_Problem description:_
Extract each line from the entries below that has the string "name" in it.

Stored entries
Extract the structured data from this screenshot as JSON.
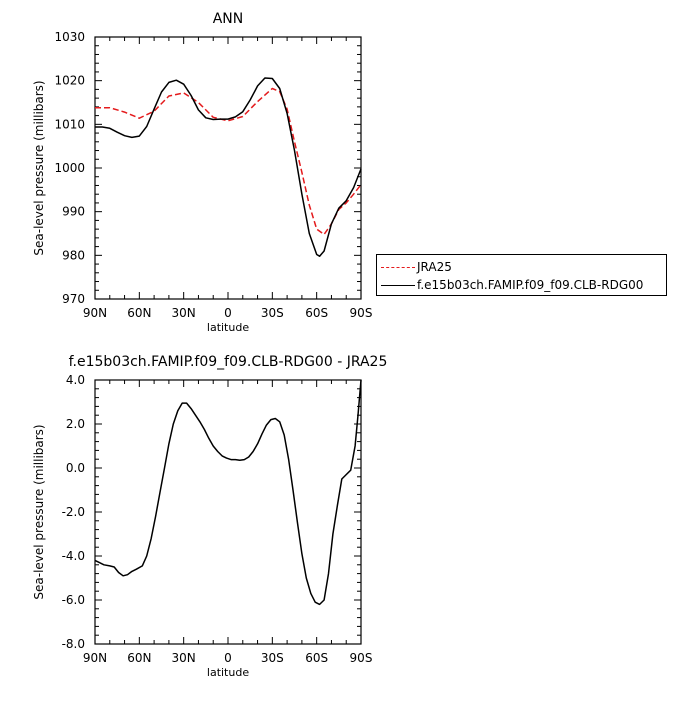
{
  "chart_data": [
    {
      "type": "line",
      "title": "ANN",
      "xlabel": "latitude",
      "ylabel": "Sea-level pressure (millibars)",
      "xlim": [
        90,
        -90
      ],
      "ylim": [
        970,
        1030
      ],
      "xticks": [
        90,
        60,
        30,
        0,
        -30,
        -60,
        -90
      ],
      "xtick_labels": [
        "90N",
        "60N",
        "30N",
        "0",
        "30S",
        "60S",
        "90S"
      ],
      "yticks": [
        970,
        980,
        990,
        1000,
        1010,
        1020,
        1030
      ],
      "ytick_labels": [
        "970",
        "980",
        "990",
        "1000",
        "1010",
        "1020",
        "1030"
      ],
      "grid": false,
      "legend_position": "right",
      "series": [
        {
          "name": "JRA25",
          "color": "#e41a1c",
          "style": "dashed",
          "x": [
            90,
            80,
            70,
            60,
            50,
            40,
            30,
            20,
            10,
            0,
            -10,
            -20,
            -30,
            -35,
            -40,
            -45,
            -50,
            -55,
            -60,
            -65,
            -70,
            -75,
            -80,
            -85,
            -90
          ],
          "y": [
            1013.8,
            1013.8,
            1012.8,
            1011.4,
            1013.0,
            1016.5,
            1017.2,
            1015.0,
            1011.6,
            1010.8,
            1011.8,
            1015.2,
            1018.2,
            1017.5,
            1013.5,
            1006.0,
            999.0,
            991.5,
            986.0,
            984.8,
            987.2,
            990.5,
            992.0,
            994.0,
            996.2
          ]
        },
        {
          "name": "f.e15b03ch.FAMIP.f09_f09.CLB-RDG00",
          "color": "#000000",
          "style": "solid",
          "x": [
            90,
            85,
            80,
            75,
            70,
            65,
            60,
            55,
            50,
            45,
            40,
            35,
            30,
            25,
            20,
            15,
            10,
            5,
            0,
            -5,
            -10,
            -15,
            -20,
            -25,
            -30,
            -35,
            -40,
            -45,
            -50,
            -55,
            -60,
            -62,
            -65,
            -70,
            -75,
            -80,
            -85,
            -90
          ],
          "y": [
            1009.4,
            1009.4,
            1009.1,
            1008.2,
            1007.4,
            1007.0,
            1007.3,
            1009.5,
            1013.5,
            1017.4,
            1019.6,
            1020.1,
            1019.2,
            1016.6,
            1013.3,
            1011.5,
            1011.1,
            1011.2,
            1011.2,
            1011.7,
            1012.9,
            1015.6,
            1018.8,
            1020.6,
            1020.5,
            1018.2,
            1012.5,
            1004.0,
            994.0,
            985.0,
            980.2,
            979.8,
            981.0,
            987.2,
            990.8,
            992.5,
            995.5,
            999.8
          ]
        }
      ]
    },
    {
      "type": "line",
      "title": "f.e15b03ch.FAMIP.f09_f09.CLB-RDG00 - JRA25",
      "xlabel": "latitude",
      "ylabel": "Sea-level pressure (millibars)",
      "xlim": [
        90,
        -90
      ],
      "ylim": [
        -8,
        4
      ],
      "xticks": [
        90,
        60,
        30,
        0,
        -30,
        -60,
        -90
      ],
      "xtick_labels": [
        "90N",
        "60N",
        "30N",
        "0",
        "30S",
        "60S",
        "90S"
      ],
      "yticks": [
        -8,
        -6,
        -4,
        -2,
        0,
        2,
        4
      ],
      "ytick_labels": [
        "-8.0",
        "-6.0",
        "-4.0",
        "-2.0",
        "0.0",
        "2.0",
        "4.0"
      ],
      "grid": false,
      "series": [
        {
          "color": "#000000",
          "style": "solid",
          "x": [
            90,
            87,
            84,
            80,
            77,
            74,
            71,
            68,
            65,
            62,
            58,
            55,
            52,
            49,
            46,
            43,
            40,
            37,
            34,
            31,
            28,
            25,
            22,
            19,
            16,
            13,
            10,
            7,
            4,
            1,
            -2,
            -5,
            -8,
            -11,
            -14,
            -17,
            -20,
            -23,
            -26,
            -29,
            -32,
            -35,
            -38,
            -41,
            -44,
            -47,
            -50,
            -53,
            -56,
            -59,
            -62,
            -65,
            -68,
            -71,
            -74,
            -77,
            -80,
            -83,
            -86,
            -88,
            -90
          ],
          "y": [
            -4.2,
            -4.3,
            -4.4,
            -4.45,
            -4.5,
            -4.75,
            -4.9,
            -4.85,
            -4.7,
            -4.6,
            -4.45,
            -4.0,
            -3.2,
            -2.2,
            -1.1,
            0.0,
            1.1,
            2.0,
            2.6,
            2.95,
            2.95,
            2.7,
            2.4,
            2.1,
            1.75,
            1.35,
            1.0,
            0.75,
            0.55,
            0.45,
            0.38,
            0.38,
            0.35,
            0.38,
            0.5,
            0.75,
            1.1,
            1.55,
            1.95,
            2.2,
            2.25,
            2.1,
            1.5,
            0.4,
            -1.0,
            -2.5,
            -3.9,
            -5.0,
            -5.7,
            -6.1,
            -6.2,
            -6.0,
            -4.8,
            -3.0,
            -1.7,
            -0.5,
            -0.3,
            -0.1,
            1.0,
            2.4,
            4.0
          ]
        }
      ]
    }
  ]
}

_Task solution:_
          "name": "JRA25",
          "name": "f.e15b03ch.FAMIP.f09_f09.CLB-RDG00",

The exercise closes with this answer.